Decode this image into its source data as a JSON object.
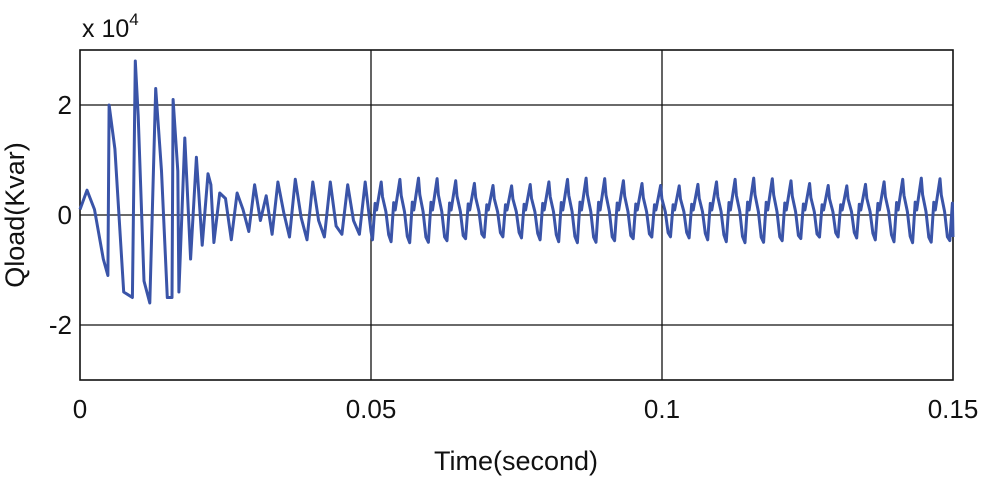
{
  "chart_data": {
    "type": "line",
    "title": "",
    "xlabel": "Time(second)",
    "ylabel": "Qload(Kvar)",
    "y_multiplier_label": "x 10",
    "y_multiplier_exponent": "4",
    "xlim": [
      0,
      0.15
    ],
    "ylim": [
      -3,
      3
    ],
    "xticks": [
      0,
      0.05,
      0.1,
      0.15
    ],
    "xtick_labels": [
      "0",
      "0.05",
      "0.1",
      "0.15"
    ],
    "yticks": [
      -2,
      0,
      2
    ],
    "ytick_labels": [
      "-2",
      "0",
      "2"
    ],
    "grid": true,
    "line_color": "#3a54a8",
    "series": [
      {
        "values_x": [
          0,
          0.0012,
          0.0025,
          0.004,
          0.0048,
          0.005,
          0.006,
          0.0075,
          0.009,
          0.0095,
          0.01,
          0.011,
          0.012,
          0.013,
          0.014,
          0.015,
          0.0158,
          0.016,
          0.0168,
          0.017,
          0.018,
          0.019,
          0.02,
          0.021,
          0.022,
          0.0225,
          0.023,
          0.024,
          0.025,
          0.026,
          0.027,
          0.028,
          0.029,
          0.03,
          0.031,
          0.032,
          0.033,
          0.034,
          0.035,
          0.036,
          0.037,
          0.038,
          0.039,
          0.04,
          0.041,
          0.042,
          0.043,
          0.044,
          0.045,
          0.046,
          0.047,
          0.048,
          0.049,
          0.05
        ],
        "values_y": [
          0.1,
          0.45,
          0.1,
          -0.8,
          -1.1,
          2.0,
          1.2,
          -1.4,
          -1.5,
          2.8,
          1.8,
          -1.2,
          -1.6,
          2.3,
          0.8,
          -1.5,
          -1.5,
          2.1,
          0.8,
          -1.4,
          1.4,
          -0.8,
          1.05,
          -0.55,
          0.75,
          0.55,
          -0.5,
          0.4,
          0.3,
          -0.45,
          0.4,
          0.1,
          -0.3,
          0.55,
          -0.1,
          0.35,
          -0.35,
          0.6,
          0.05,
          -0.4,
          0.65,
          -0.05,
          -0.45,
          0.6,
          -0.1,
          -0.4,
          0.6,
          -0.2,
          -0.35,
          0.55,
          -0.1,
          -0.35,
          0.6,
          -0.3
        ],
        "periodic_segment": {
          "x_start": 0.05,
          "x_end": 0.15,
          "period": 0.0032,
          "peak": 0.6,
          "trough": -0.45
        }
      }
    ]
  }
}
■ ■ ■ ■ ■
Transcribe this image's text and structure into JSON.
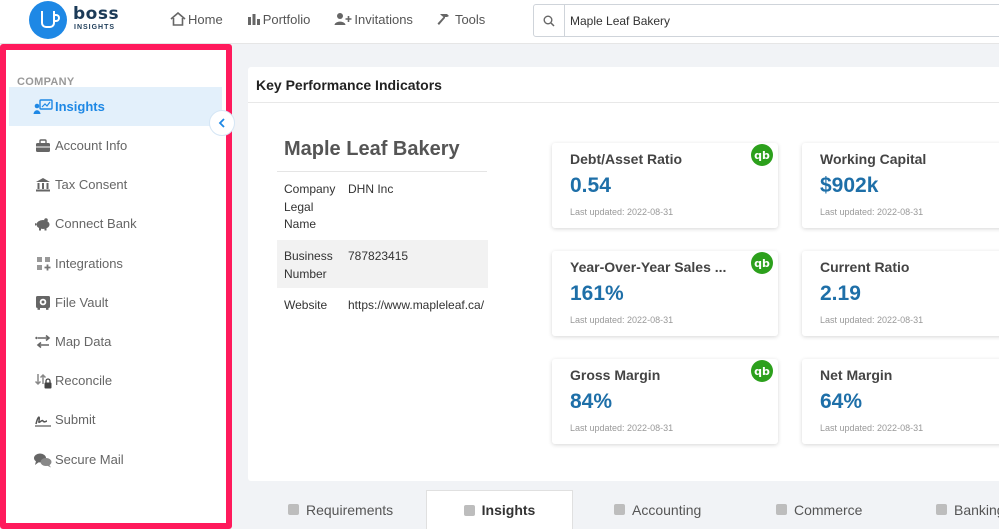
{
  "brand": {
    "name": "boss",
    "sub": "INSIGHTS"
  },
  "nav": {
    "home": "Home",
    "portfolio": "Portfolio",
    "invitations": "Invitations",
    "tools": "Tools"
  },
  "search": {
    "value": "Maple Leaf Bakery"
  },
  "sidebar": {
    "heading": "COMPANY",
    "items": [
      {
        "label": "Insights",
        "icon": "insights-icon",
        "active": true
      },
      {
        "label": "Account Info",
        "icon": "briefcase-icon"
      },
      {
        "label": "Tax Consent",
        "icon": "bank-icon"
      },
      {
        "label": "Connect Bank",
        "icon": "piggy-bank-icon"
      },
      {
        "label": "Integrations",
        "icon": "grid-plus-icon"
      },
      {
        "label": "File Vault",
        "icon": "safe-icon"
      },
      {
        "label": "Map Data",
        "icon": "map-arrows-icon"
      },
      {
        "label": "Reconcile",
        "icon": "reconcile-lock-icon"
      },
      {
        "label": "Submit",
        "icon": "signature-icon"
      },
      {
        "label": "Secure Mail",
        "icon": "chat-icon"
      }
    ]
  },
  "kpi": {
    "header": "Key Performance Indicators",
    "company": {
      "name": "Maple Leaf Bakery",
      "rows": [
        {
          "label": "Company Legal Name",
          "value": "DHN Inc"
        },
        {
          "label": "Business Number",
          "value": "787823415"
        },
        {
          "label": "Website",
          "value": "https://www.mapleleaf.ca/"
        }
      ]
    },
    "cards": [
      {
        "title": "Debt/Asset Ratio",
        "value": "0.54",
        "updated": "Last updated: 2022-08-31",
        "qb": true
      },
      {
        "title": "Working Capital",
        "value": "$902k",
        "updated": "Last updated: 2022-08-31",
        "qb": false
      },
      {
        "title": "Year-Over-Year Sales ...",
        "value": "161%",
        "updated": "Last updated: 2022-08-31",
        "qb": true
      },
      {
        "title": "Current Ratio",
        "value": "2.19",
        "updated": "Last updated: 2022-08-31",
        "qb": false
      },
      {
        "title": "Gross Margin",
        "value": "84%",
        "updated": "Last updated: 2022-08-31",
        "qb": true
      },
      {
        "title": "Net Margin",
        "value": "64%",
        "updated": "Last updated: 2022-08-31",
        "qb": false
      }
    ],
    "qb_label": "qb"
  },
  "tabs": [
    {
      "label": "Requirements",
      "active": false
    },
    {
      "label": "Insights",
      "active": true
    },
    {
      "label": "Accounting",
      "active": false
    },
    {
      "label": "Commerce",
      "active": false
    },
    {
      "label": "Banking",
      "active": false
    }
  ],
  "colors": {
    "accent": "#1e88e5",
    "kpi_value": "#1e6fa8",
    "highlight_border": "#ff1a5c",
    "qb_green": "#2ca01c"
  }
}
■ ■ ■ ■ ■
State how many lines hold the word "into". The number is the whole answer.

* Output for this exercise *
2